--- Metin Parçası ---

12 Aralık 2018 Çarşamba

SOĞUK BİR İSTANBUL GÜNÜNÜN DÜŞÜNDÜRDÜKLERİ


Zorunlu ve önemli olmadıkça İstanbul sokaklarına çıkıp serseri mayın gibi dolaşmayı sevmem. Çoğu insanın yaptığı gibi herhangi bir AVM'ye gidip günü kafeteryada geçirme alışkanlığım da yok.
Lakin bunu yapan insan sayısı hiç de azımsanmayacak kadar.
Soğuk ve ayaza aldırmadan caddelerde, meydanlarda banklara oturup kayıtsızca etrafı seyredenler, kendi aralarında sohbet edenler de az değil.
Şu günlerde soğuk kendini iyiden iyiye hissettirmeye başladı.
Soğuk ve ayaz, durmadan yağan yağmur dahi insanları bu alışkanlıklarından vazgeçiremiyor.
Oysaki kitap okumak, gazete ve dergi okumak, bir şeyler  öğrenmek etrafı boş gözlerle seyretmekten daha faydalı değil mi?

---

(Verilen Görev A) İstanbul'daki soğuk gün üzerine yazıya göre yazarın hangi alışkanlığı yoktur?
(Verilen Görev B) İstanbul'daki soğuk gün üzerine yazıyı, son cümlesinden sonra gelecek biçimde ilerletiniz.

--- Veriler ---

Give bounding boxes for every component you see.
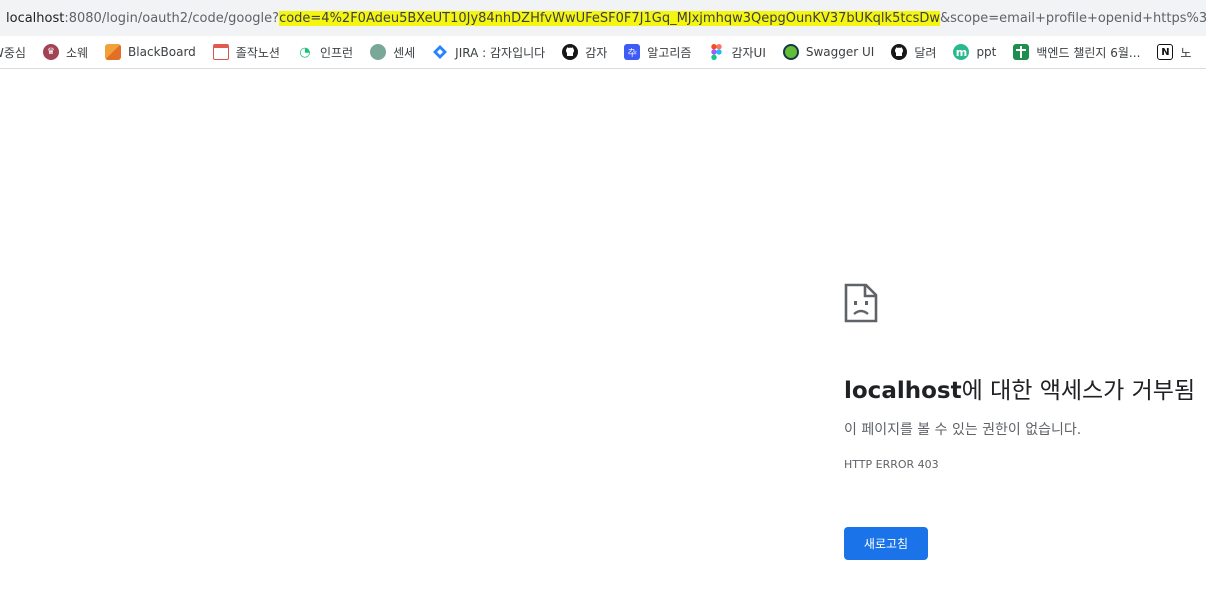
url-highlighted-code: code=4%2F0Adeu5BXeUT10Jy84nhDZHfvWwUFeSF… [279,10,940,26]
blackboard-icon [105,44,122,60]
algorithm-icon: 卆 [624,44,641,60]
bookmark-soweb[interactable]: ♛ 소웨 [42,44,89,61]
bookmark-ppt[interactable]: m ppt [953,44,996,60]
bookmark-algorithm[interactable]: 卆 알고리즘 [624,44,691,61]
bookmark-chatgpt[interactable]: 센세 [370,44,415,61]
bookmark-label: 알고리즘 [647,45,692,60]
github-icon [891,44,908,60]
bookmark-label: 노 [1180,45,1192,60]
bookmark-inflearn[interactable]: ◔ 인프런 [297,44,353,61]
notion-icon: N [1157,44,1174,60]
url-rest: &scope=email+profile+openid+https%3A%2 [940,10,1206,26]
bookmark-jira[interactable]: JIRA : 감자입니다 [432,44,545,61]
m-icon: m [953,44,970,60]
bookmark-label: 졸작노션 [235,45,280,60]
reload-button[interactable]: 새로고침 [844,527,928,560]
bookmark-label: 센세 [393,45,416,60]
bookmark-label: JIRA : 감자입니다 [455,45,546,60]
address-bar[interactable]: localhost :8080/login/oauth2/code/google… [0,0,1206,36]
bookmark-label: 백엔드 챌린지 6월... [1036,45,1141,60]
error-description: 이 페이지를 볼 수 있는 권한이 없습니다. [844,422,1082,438]
chatgpt-icon [370,44,387,60]
bookmark-label: 인프런 [319,45,354,60]
error-title-message: 에 대한 액세스가 거부됨 [961,378,1196,404]
bookmark-label: 소웨 [65,45,89,60]
calendar-icon [212,44,229,60]
error-title: localhost에 대한 액세스가 거부됨 [844,371,1195,405]
url-host: localhost [6,10,65,26]
bookmark-label: 감자 [585,45,608,60]
url-path: :8080/login/oauth2/code/google? [64,10,280,26]
bookmark-notion-calendar[interactable]: 졸작노션 [212,44,280,61]
error-code: HTTP ERROR 403 [844,458,939,471]
error-title-host: localhost [844,378,962,404]
bookmark-label: Swagger UI [805,45,875,59]
github-icon [562,44,579,60]
bookmarks-bar: W중심 ♛ 소웨 BlackBoard 졸작노션 ◔ 인프런 센세 JIRA :… [0,36,1206,69]
bookmark-backend-challenge[interactable]: 백엔드 챌린지 6월... [1013,44,1140,61]
sheets-icon [1013,44,1030,60]
bookmark-github-dallyeo[interactable]: 달려 [891,44,936,61]
figma-icon [708,44,724,60]
bookmark-label: 달려 [914,45,937,60]
bookmark-w[interactable]: W중심 [0,44,26,61]
bookmark-swagger[interactable]: Swagger UI [782,44,875,60]
bookmark-github-gamja[interactable]: 감자 [562,44,607,61]
bookmark-blackboard[interactable]: BlackBoard [105,44,196,60]
bookmark-label: BlackBoard [128,45,196,59]
sad-page-icon [844,283,878,323]
bookmark-figma[interactable]: 감자UI [708,44,766,61]
maroon-shield-icon: ♛ [42,44,59,60]
bookmark-label: W중심 [0,45,26,60]
swagger-icon [782,44,799,60]
jira-icon [432,44,448,60]
bookmark-label: 감자UI [731,45,766,60]
bookmark-notion[interactable]: N 노 [1157,44,1191,61]
inflearn-icon: ◔ [299,44,311,60]
bookmark-label: ppt [976,45,997,59]
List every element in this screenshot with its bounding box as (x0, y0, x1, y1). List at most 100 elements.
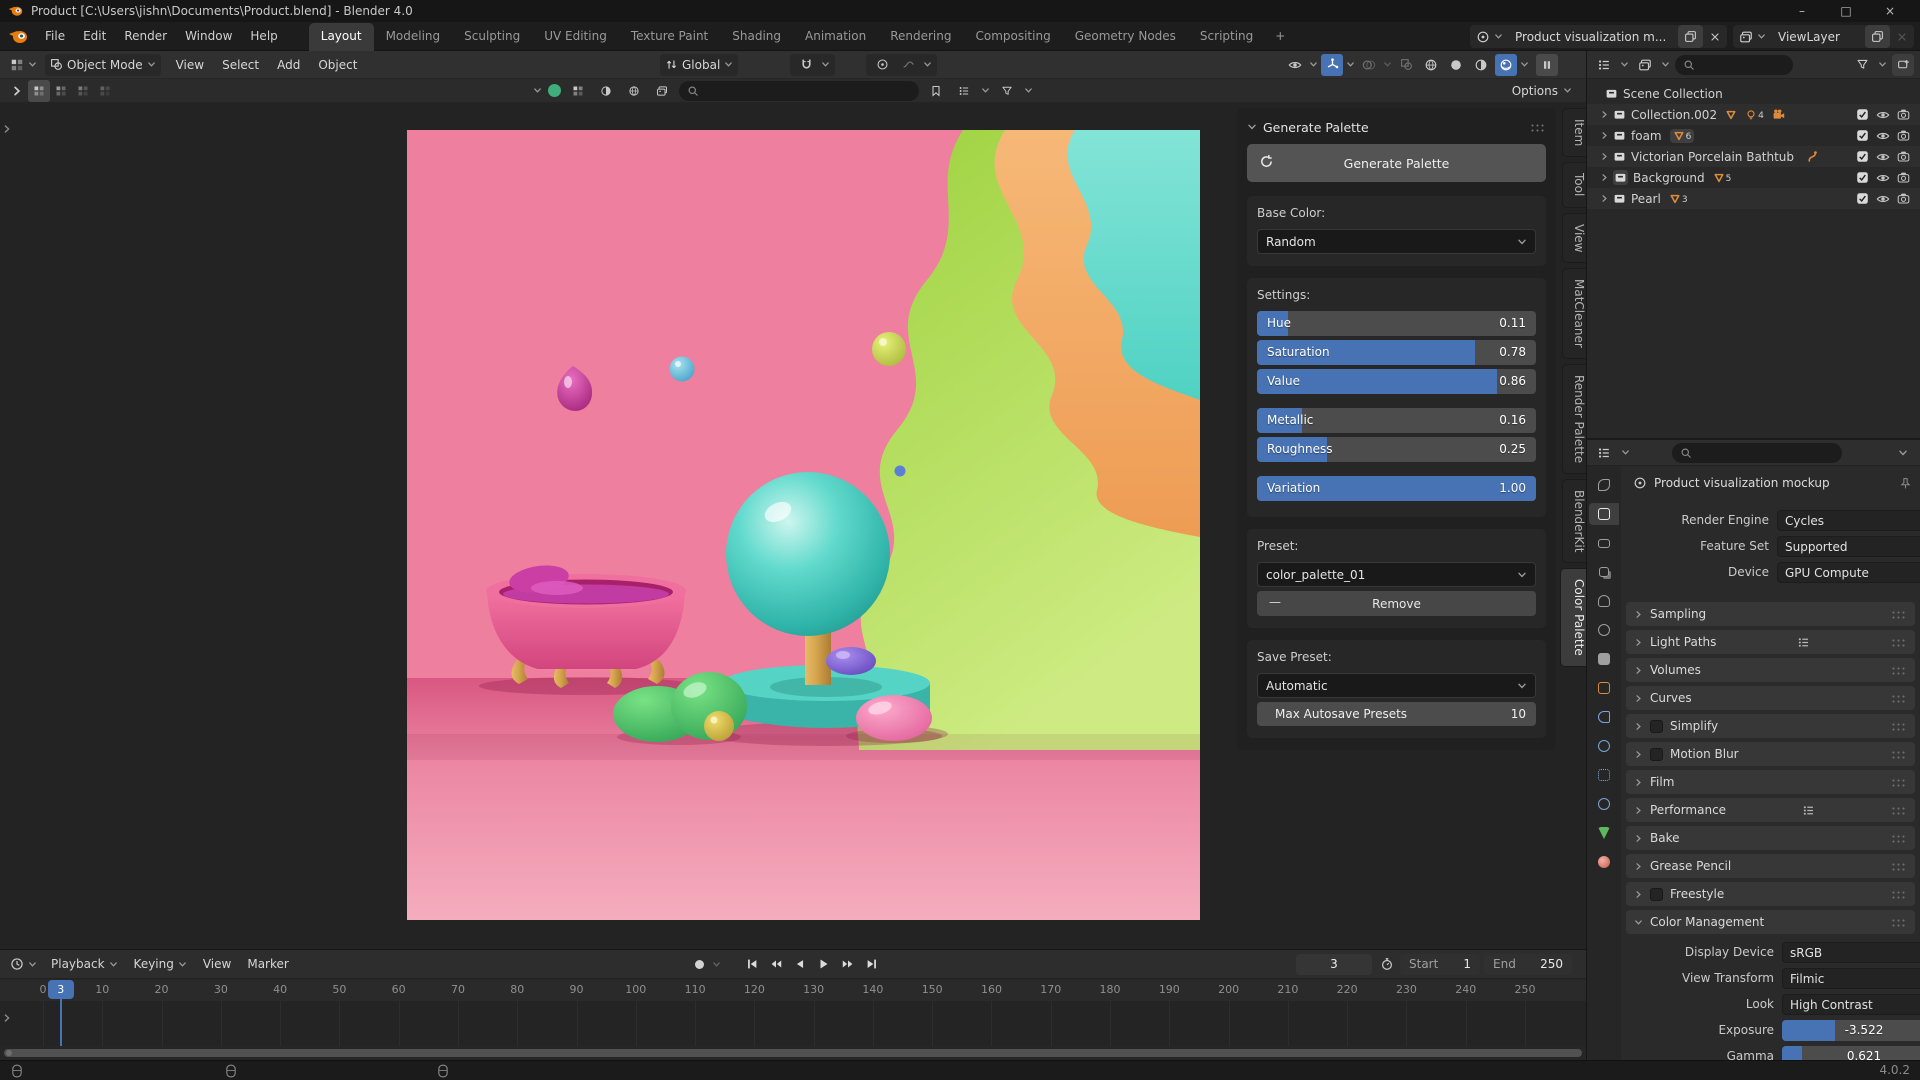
panel-drag-dots-icon[interactable] (1530, 123, 1546, 132)
hide-viewport-eye-icon[interactable] (1876, 192, 1890, 206)
outliner-row[interactable]: Pearl 3 (1587, 188, 1920, 209)
object-visibility-icon[interactable] (1284, 54, 1306, 76)
timeline-editor[interactable]: Playback Keying View Marker (0, 949, 1586, 1060)
add-workspace-button[interactable]: + (1265, 29, 1295, 43)
section-header[interactable]: Freestyle (1626, 882, 1915, 906)
properties-tab[interactable] (1591, 677, 1617, 699)
hide-viewport-eye-icon[interactable] (1876, 150, 1890, 164)
properties-editor-type-button[interactable] (1593, 442, 1615, 464)
blenderkit-model-icon[interactable] (567, 80, 589, 102)
close-button[interactable]: × (1868, 0, 1912, 22)
expand-icon[interactable] (1595, 173, 1613, 182)
outliner-display-mode-button[interactable] (1593, 54, 1615, 76)
section-drag-dots-icon[interactable] (1891, 666, 1907, 675)
selectability-checkbox-icon[interactable] (1856, 192, 1869, 205)
workspace-tab[interactable]: Animation (793, 23, 878, 51)
jump-to-end-button[interactable] (862, 954, 882, 974)
panel-collapse-icon[interactable] (1247, 122, 1257, 132)
cm-dropdown[interactable]: High Contrast (1782, 994, 1920, 1015)
snap-magnet-icon[interactable] (795, 54, 817, 76)
frame-start-field[interactable]: Start1 (1400, 954, 1480, 975)
expand-icon[interactable] (1595, 131, 1613, 140)
section-expand-icon[interactable] (1634, 666, 1643, 675)
section-header[interactable]: Volumes (1626, 658, 1915, 682)
section-drag-dots-icon[interactable] (1891, 750, 1907, 759)
new-collection-button[interactable] (1892, 54, 1914, 76)
section-drag-dots-icon[interactable] (1891, 610, 1907, 619)
setting-slider[interactable]: Saturation 0.78 (1257, 340, 1536, 365)
disable-render-camera-icon[interactable] (1897, 150, 1910, 163)
properties-options-chevron-icon[interactable] (1898, 448, 1908, 458)
visibility-chevron-icon[interactable] (1309, 60, 1318, 69)
selectability-checkbox-icon[interactable] (1856, 150, 1869, 163)
section-menu-icon[interactable] (1797, 636, 1810, 649)
device-dropdown[interactable]: GPU Compute (1777, 562, 1920, 583)
gizmo-chevron-icon[interactable] (1346, 60, 1355, 69)
section-expand-icon[interactable] (1634, 638, 1643, 647)
section-drag-dots-icon[interactable] (1891, 862, 1907, 871)
sidebar-tab[interactable]: Item (1562, 108, 1586, 157)
selectability-checkbox-icon[interactable] (1856, 108, 1869, 121)
expand-icon[interactable] (1595, 152, 1613, 161)
transform-orientation-dropdown[interactable]: Global (660, 54, 738, 76)
sidebar-tab[interactable]: Tool (1562, 162, 1586, 207)
sidebar-tab[interactable]: Color Palette (1560, 568, 1586, 667)
sidebar-tab[interactable]: Render Palette (1562, 364, 1586, 474)
shading-rendered-icon[interactable] (1495, 54, 1517, 76)
properties-tab[interactable] (1591, 474, 1617, 496)
select-mode-invert-icon[interactable] (94, 80, 116, 102)
outliner-display-chevron-icon[interactable] (1620, 60, 1629, 69)
selectability-checkbox-icon[interactable] (1856, 129, 1869, 142)
generate-palette-button[interactable]: Generate Palette (1247, 144, 1546, 182)
timeline-menu[interactable]: Playback (43, 957, 126, 971)
section-checkbox[interactable] (1650, 720, 1663, 733)
section-expand-icon[interactable] (1634, 834, 1643, 843)
remove-preset-button[interactable]: — Remove (1257, 591, 1536, 616)
prev-keyframe-button[interactable] (766, 954, 786, 974)
properties-tab[interactable] (1591, 706, 1617, 728)
disable-render-camera-icon[interactable] (1897, 171, 1910, 184)
feature-set-dropdown[interactable]: Supported (1777, 536, 1920, 557)
section-drag-dots-icon[interactable] (1891, 638, 1907, 647)
hide-viewport-eye-icon[interactable] (1876, 129, 1890, 143)
properties-tab[interactable] (1589, 503, 1619, 525)
timeline-menu[interactable]: View (195, 957, 239, 971)
active-tool-icon[interactable] (6, 80, 28, 102)
max-autosave-field[interactable]: Max Autosave Presets 10 (1257, 702, 1536, 726)
properties-tab[interactable] (1591, 851, 1617, 873)
maximize-button[interactable]: □ (1824, 0, 1868, 22)
outliner-row[interactable]: foam 6 (1587, 125, 1920, 146)
section-header[interactable]: Grease Pencil (1626, 854, 1915, 878)
editor-type-button[interactable] (6, 54, 28, 76)
minimize-button[interactable]: – (1780, 0, 1824, 22)
workspace-tab[interactable]: Shading (720, 23, 793, 51)
properties-editor-chevron-icon[interactable] (1621, 448, 1630, 457)
blenderkit-category-chevron-icon[interactable] (533, 86, 542, 95)
section-expand-icon[interactable] (1634, 862, 1643, 871)
cm-dropdown[interactable]: sRGB (1782, 942, 1920, 963)
section-header[interactable]: Light Paths (1626, 630, 1915, 654)
viewlayer-name-field[interactable]: ViewLayer (1772, 25, 1864, 48)
new-scene-button[interactable] (1678, 25, 1703, 48)
section-header[interactable]: Performance (1626, 798, 1915, 822)
properties-tab[interactable] (1591, 619, 1617, 641)
outliner-row[interactable]: Collection.002 4 (1587, 104, 1920, 125)
blenderkit-hdr-icon[interactable] (651, 80, 673, 102)
cm-slider[interactable]: -3.522 (1782, 1020, 1920, 1041)
save-preset-dropdown[interactable]: Automatic (1257, 673, 1536, 698)
section-expand-icon[interactable] (1634, 778, 1643, 787)
section-drag-dots-icon[interactable] (1891, 806, 1907, 815)
playhead-frame-chip[interactable]: 3 (48, 980, 74, 999)
selectability-checkbox-icon[interactable] (1856, 171, 1869, 184)
pin-icon[interactable] (1670, 31, 1671, 43)
section-expand-icon[interactable] (1634, 890, 1643, 899)
outliner-viewlayer-chevron-icon[interactable] (1661, 60, 1670, 69)
section-checkbox[interactable] (1650, 888, 1663, 901)
viewport-menu-add[interactable]: Add (268, 52, 309, 78)
blenderkit-search-input[interactable] (679, 81, 919, 101)
asset-list-chevron-icon[interactable] (981, 86, 990, 95)
section-header[interactable]: Bake (1626, 826, 1915, 850)
section-expand-icon[interactable] (1634, 750, 1643, 759)
shading-solid-icon[interactable] (1445, 54, 1467, 76)
disable-render-camera-icon[interactable] (1897, 108, 1910, 121)
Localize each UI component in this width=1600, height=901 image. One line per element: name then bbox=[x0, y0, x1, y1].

---

(Yazılı Yanıt A) Herhangi bir AVM'ye gidip günü kafeteryada geçirme alışkanlığı yoktur.

(Yazılı Yanıt B)
Soğuk deyince aklıma geldi.
Bir kaç gün önce, günün her saatinde İstanbul'un en yoğun insan trafiğine sahne olan Ataköy metro istasyonu ve Metrobüs duraklarının kesiştiği üst geçitte sırtını duvara yaslamış bir çocuk dikkatimi çekti.
Sekiz on yaşlarında ya var ya yok.
Eli ve yüzü soğuk ve ayazda morarmış.
Ayakları çıplak, ne bir çorap ne bir ayakkabısı var.
Bir elinde yarısı yenmiş bir simit diğer elinde ufak bir karton kutu, dileniyor.
O yaşta, o acı, o sıkıntı, yaptığının belki de ne olduğunun farkında değil.
Çocuğun dilenmesine hangi ana baba razı olur?
...
Sokaklarda amaçsızca dolaşmak yerine sıcak evinde oturup eline aldığı bir kitabı, bir gazeteyi okumak şu kış gününde bence yapılması gereken en iyi davranış olacaktır.
Ha kimler için bu geçerlidir.
Elbette belli yaşa gelmiş, emekli olup köşesine çekilmiş insanlar için.
Yoksa çalışan, iş güç sahibi olanlar için değil.
Onlarda okumalı elbette.
İşlerinden fırsat buldukça ve en azından hafta sonlarında.
...
Lakin, çoğu insan kitap filan okumuyor.
Genç yaşlı.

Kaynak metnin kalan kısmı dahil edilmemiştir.